What is required: Copy each line of the entries that contains the word "ylabel".

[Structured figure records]
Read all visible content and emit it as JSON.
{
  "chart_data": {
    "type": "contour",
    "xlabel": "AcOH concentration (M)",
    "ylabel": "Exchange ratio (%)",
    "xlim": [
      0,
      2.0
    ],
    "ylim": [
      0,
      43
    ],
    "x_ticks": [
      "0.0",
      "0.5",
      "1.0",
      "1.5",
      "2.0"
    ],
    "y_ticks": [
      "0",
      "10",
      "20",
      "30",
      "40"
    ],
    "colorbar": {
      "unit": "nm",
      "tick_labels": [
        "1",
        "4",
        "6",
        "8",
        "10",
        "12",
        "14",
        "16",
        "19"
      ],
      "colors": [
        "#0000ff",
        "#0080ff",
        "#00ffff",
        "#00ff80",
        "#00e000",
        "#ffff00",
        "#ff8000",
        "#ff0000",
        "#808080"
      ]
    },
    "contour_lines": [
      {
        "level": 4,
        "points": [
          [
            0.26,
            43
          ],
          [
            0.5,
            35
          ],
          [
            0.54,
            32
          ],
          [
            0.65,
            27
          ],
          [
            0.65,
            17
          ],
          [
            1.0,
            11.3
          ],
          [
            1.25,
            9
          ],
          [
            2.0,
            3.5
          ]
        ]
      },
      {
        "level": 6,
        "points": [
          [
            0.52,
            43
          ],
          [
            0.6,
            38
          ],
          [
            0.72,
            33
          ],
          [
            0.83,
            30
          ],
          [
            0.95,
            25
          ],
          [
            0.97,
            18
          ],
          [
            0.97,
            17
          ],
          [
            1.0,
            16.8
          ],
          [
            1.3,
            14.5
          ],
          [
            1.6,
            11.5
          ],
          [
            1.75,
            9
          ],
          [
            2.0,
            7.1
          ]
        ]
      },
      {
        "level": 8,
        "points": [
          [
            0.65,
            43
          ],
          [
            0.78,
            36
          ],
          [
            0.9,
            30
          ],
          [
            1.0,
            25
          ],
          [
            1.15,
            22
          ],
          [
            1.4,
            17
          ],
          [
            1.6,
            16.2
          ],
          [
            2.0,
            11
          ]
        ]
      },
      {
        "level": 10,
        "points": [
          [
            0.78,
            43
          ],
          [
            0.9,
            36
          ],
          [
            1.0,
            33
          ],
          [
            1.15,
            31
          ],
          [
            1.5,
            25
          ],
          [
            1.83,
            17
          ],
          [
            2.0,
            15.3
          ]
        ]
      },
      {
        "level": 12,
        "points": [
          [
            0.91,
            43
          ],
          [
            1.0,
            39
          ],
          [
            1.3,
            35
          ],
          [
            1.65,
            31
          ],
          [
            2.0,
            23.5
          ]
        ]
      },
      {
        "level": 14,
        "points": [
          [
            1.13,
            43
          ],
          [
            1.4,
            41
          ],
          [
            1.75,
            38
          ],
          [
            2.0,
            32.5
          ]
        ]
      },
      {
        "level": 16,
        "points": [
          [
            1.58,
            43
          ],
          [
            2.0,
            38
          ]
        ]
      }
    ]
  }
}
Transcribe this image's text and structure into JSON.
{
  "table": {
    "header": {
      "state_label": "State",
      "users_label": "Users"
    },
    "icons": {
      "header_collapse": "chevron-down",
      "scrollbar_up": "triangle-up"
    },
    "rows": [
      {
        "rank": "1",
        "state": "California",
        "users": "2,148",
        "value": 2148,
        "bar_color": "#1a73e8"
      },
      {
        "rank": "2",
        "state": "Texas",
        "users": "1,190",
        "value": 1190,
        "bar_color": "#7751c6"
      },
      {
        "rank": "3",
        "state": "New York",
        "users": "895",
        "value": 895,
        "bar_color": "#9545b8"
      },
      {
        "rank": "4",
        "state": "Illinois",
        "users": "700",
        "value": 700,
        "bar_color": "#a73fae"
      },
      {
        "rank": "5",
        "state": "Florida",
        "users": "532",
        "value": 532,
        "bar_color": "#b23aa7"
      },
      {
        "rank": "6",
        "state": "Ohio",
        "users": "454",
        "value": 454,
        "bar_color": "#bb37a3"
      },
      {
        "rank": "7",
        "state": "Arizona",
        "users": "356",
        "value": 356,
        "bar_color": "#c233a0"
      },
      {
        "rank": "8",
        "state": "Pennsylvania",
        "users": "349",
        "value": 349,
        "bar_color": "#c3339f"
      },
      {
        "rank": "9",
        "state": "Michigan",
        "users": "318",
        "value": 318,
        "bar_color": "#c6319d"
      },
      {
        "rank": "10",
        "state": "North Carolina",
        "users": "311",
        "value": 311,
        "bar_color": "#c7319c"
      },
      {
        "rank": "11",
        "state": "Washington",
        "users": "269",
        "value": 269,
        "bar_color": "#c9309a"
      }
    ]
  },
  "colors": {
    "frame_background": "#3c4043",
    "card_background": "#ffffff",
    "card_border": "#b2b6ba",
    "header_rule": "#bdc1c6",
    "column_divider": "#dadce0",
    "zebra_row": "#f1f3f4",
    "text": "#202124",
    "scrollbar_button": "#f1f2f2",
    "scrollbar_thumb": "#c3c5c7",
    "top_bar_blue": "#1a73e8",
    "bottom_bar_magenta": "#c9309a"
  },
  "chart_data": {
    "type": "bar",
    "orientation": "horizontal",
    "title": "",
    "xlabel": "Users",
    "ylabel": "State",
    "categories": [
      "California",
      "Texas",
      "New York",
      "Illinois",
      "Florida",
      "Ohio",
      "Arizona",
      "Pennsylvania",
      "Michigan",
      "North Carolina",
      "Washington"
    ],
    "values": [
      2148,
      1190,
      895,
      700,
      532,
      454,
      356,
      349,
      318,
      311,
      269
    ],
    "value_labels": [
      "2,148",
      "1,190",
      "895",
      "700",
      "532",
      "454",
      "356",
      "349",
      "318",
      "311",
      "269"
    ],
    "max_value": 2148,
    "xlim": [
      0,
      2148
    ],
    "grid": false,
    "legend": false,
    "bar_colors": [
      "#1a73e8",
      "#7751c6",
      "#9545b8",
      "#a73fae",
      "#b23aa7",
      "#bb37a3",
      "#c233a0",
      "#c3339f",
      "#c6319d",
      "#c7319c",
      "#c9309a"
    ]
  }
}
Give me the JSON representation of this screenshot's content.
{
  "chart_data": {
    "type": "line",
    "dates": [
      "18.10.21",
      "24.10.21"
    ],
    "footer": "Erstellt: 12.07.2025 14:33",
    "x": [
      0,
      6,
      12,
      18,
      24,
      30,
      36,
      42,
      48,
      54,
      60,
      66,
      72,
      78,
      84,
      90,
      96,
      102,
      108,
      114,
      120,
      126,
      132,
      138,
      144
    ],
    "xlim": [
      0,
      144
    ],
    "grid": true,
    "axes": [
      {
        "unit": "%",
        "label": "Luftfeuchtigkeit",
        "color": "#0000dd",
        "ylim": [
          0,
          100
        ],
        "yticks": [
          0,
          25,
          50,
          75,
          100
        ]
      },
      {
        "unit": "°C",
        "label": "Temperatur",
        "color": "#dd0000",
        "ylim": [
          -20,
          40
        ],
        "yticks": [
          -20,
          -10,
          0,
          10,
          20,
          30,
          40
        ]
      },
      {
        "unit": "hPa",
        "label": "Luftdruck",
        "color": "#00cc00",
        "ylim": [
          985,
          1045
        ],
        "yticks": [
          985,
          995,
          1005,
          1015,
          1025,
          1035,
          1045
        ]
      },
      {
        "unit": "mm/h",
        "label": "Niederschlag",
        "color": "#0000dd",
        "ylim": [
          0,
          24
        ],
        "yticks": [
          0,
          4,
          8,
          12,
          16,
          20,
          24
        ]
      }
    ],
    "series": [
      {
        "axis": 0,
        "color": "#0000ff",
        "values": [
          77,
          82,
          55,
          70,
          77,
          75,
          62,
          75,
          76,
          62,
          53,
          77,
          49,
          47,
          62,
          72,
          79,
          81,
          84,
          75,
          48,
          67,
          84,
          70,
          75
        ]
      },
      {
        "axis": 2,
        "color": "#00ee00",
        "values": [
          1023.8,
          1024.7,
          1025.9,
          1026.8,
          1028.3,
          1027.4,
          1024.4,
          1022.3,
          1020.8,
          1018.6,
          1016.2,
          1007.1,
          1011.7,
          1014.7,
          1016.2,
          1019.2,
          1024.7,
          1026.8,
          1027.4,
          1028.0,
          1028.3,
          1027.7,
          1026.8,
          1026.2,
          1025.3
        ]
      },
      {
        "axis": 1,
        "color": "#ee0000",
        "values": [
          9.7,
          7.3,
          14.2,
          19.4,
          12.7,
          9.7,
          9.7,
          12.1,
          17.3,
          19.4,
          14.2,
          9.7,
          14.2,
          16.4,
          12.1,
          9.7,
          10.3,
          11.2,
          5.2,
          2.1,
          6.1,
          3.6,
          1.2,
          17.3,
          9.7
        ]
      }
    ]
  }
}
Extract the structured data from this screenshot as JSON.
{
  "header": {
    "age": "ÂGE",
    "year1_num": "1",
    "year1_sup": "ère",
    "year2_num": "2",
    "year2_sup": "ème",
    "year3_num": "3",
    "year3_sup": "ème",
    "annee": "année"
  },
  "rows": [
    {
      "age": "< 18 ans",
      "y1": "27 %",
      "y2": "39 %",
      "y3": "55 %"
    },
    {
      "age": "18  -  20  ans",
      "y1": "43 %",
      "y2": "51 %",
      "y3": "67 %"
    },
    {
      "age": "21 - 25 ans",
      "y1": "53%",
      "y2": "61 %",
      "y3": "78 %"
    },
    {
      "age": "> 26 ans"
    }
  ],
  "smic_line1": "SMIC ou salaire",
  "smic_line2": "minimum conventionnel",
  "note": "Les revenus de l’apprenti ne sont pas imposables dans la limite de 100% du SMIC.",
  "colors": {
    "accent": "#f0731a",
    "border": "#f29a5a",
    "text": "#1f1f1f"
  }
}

Correct result:
    "ylabel": "Exchange ratio (%)",
    "ylabel": "State",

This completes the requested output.